→ **Dataset records**:
+ + +
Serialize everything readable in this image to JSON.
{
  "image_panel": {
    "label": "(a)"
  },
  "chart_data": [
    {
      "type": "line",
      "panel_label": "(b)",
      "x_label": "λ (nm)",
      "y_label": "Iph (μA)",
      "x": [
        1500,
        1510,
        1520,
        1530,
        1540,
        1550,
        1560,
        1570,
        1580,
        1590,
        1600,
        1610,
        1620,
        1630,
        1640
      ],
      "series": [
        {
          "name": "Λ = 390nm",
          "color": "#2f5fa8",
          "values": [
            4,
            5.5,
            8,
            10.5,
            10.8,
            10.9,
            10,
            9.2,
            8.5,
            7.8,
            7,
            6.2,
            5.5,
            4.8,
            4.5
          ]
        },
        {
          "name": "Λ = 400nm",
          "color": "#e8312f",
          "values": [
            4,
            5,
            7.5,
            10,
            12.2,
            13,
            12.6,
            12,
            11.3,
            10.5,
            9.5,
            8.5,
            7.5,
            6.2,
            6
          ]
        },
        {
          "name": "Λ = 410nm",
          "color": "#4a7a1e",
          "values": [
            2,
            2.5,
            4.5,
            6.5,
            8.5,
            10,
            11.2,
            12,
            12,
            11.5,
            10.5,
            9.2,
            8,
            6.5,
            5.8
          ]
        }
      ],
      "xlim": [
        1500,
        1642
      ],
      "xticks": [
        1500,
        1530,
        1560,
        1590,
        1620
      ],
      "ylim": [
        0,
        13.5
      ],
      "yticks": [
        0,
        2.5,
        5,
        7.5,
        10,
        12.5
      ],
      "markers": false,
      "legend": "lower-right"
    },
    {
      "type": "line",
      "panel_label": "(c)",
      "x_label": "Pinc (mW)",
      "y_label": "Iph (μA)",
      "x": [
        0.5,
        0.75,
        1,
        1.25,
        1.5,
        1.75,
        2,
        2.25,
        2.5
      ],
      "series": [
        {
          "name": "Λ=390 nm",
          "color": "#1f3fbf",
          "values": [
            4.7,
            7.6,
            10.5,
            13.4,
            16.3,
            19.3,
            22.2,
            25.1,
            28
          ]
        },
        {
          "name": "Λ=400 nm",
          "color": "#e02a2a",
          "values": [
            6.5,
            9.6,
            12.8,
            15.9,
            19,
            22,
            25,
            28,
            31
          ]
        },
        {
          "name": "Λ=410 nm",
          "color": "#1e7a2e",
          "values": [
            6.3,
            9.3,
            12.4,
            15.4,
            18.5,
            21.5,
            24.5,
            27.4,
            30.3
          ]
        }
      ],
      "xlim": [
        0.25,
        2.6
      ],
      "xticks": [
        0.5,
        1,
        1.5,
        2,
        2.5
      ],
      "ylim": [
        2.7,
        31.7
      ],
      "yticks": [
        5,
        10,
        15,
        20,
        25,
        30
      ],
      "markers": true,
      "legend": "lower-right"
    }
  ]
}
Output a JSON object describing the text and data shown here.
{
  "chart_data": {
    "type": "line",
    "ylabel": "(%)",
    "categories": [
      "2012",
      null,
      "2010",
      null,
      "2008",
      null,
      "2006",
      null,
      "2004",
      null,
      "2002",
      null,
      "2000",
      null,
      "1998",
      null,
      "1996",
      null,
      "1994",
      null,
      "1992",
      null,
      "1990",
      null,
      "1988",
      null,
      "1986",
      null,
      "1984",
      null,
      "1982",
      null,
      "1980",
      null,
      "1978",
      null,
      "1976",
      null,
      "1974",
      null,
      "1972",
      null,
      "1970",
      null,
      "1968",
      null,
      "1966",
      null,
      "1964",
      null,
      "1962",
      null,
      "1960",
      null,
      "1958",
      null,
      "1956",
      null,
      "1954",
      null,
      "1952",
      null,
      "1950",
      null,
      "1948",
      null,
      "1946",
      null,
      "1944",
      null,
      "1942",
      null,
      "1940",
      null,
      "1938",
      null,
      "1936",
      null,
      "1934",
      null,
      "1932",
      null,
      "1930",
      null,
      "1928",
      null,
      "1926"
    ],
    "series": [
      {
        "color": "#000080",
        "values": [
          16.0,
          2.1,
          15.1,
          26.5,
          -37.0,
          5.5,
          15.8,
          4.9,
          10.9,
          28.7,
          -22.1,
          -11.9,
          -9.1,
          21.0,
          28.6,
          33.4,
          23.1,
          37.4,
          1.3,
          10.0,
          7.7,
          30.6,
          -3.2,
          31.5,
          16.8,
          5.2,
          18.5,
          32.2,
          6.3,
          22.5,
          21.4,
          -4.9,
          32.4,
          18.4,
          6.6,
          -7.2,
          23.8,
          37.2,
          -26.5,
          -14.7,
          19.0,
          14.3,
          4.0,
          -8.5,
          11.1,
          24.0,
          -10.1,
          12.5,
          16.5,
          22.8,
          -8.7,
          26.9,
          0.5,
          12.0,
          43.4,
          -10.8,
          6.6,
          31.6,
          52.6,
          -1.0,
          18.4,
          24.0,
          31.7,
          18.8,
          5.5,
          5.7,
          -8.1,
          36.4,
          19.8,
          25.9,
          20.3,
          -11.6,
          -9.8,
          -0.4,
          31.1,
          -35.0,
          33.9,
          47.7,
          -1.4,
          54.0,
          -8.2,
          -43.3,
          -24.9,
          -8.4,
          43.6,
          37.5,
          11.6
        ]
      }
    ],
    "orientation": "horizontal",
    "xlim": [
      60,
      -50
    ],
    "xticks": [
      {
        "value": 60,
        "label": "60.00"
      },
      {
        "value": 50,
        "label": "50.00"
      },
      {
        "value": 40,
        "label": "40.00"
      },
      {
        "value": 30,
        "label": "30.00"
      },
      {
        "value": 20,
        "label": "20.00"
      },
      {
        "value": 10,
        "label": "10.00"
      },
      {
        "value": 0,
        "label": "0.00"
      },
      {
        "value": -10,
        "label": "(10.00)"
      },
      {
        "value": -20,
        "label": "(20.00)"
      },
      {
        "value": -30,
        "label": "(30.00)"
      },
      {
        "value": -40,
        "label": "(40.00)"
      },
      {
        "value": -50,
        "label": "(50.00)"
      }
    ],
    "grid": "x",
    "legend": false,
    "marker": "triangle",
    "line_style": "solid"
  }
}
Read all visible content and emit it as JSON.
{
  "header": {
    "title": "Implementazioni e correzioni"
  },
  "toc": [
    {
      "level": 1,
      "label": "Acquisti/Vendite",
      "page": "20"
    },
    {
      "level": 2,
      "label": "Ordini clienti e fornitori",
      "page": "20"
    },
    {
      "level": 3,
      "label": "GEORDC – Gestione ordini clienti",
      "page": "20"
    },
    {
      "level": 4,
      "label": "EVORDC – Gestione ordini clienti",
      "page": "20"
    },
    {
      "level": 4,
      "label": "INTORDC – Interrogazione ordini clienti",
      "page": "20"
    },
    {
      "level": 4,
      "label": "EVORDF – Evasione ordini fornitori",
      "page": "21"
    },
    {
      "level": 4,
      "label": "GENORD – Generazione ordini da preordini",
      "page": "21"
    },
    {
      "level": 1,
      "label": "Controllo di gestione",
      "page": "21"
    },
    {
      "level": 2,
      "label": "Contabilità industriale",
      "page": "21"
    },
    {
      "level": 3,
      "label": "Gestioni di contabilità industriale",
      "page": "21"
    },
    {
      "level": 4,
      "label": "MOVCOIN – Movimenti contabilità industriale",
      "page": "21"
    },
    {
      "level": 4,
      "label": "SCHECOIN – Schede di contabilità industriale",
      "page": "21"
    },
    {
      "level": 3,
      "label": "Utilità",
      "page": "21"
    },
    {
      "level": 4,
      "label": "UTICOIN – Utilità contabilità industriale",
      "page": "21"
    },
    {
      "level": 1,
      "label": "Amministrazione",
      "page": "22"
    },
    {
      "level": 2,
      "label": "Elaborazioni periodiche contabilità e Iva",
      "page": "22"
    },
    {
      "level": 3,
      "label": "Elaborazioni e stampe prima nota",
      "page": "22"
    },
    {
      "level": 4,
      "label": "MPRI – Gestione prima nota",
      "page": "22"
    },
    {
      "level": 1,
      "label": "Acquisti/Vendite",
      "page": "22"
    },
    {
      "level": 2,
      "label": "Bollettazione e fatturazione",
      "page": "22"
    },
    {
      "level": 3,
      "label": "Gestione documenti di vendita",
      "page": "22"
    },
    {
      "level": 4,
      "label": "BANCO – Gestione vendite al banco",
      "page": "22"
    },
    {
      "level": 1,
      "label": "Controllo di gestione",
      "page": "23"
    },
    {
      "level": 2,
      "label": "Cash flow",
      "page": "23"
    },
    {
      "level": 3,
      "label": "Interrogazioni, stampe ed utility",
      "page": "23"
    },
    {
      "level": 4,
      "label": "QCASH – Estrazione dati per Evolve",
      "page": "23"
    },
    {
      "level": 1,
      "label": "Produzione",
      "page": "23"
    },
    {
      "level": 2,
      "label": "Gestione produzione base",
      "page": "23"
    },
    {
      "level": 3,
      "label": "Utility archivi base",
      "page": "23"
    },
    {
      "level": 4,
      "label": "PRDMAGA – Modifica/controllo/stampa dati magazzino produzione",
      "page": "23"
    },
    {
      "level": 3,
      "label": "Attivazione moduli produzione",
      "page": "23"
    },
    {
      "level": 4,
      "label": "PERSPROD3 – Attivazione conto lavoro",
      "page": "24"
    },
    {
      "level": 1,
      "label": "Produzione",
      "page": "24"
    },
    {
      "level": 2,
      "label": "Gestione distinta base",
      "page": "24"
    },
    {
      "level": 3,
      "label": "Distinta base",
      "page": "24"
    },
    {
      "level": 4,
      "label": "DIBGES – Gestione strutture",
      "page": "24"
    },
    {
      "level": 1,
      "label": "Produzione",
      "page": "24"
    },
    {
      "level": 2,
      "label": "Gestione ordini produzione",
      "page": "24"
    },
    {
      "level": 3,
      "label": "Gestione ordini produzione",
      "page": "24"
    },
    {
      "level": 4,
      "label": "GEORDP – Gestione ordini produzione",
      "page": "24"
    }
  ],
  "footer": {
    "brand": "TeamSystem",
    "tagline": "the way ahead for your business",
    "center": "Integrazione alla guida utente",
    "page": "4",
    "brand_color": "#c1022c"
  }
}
+ + +
Gather every line containing the word "industriale" and copy it.

      "label": "Contabilità industriale",
      "label": "Gestioni di contabilità industriale",
      "label": "MOVCOIN – Movimenti contabilità industriale",
      "label": "SCHECOIN – Schede di contabilità industriale",
      "label": "UTICOIN – Utilità contabilità industriale",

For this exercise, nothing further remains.